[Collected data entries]
- - - - -

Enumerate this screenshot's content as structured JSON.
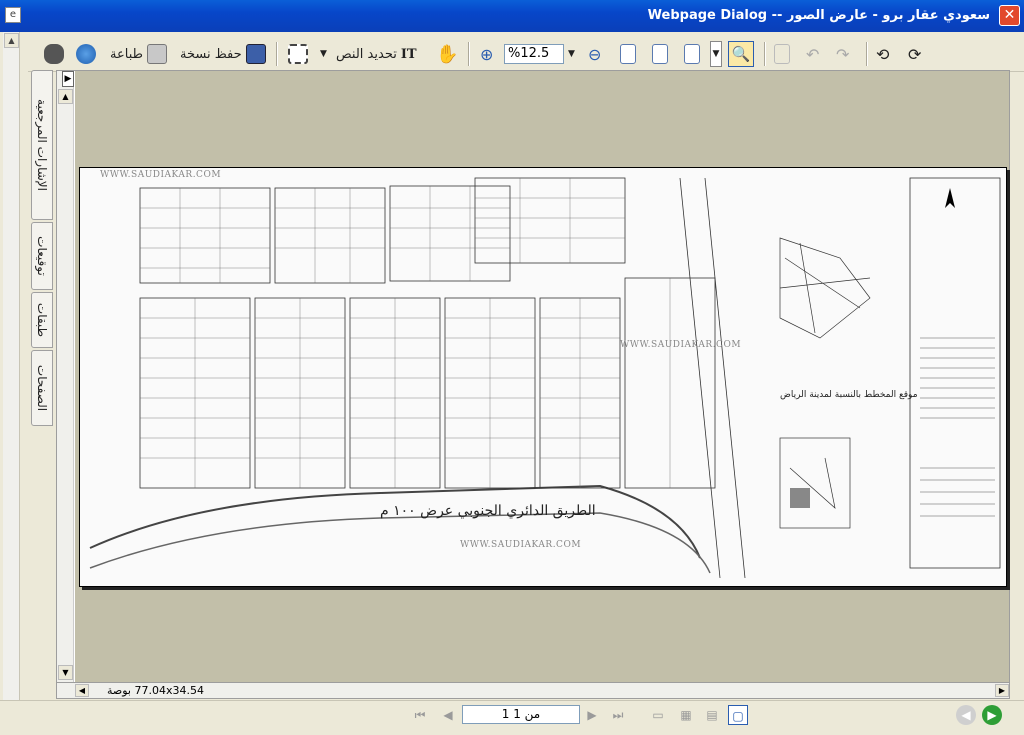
{
  "window": {
    "title": "سعودي عقار برو - عارض الصور -- Webpage Dialog",
    "close_label": "✕"
  },
  "toolbar": {
    "print_label": "طباعة",
    "save_copy_label": "حفظ نسخة",
    "select_text_label": "تحديد النص",
    "zoom_value": "%12.5"
  },
  "side_tabs": [
    {
      "label": "الإشارات المرجعية"
    },
    {
      "label": "توقيعات"
    },
    {
      "label": "طبقات"
    },
    {
      "label": "الصفحات"
    }
  ],
  "document": {
    "watermark": "WWW.SAUDIAKAR.COM",
    "road_text": "الطريق الدائري الجنوبي عرض ١٠٠ م",
    "caption": "موقع المخطط بالنسبة لمدينة الرياض"
  },
  "status": {
    "page_size": "77.04x34.54 بوصة"
  },
  "navigation": {
    "page_indicator": "1 من 1"
  },
  "colors": {
    "titlebar": "#0a46c9",
    "frame": "#ece9d8",
    "canvas": "#c2bfa9"
  }
}
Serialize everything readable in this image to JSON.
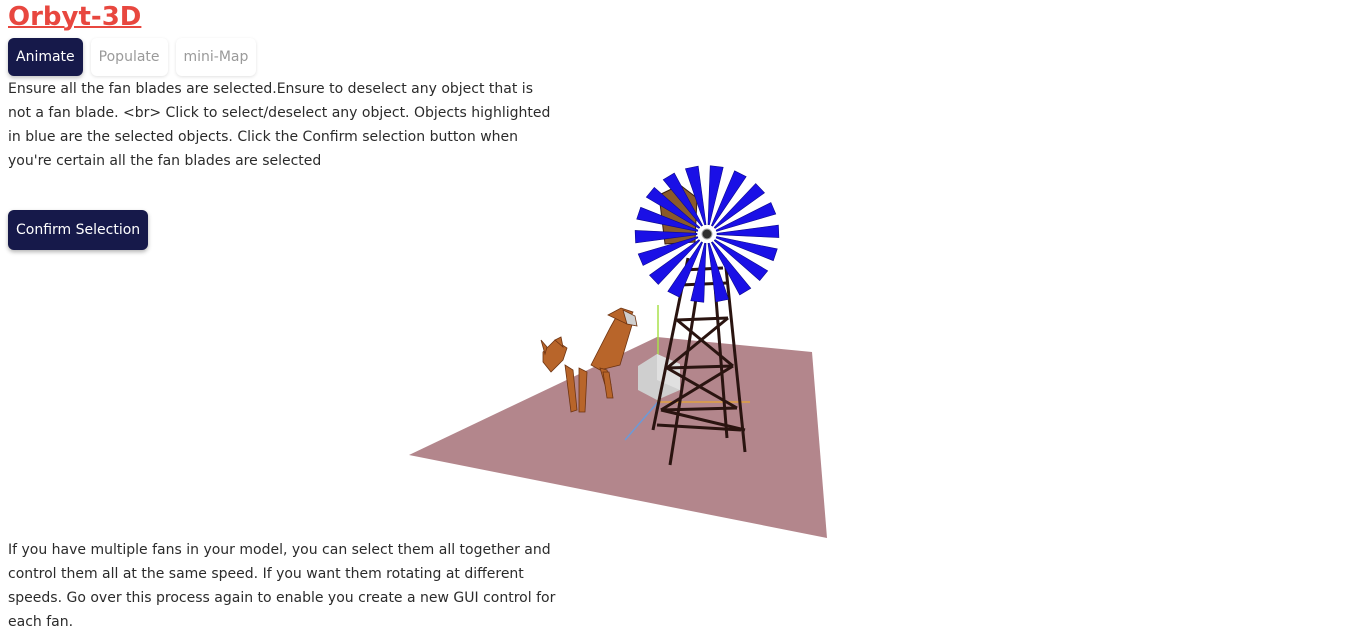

- - - - -

### [OBJECTIVE]
Reproduce all the entries that precede this task, word for word, minus any pictures.

### [EXERCISE SOLUTION]
Enumerate this screenshot's content as structured JSON.
{
  "window": {
    "title": "سعودي عقار برو - عارض الصور -- Webpage Dialog",
    "close_label": "✕"
  },
  "toolbar": {
    "print_label": "طباعة",
    "save_copy_label": "حفظ نسخة",
    "select_text_label": "تحديد النص",
    "zoom_value": "%12.5"
  },
  "side_tabs": [
    {
      "label": "الإشارات المرجعية"
    },
    {
      "label": "توقيعات"
    },
    {
      "label": "طبقات"
    },
    {
      "label": "الصفحات"
    }
  ],
  "document": {
    "watermark": "WWW.SAUDIAKAR.COM",
    "road_text": "الطريق الدائري الجنوبي عرض ١٠٠ م",
    "caption": "موقع المخطط بالنسبة لمدينة الرياض"
  },
  "status": {
    "page_size": "77.04x34.54 بوصة"
  },
  "navigation": {
    "page_indicator": "1 من 1"
  },
  "colors": {
    "titlebar": "#0a46c9",
    "frame": "#ece9d8",
    "canvas": "#c2bfa9"
  }
}
Serialize everything readable in this image to JSON.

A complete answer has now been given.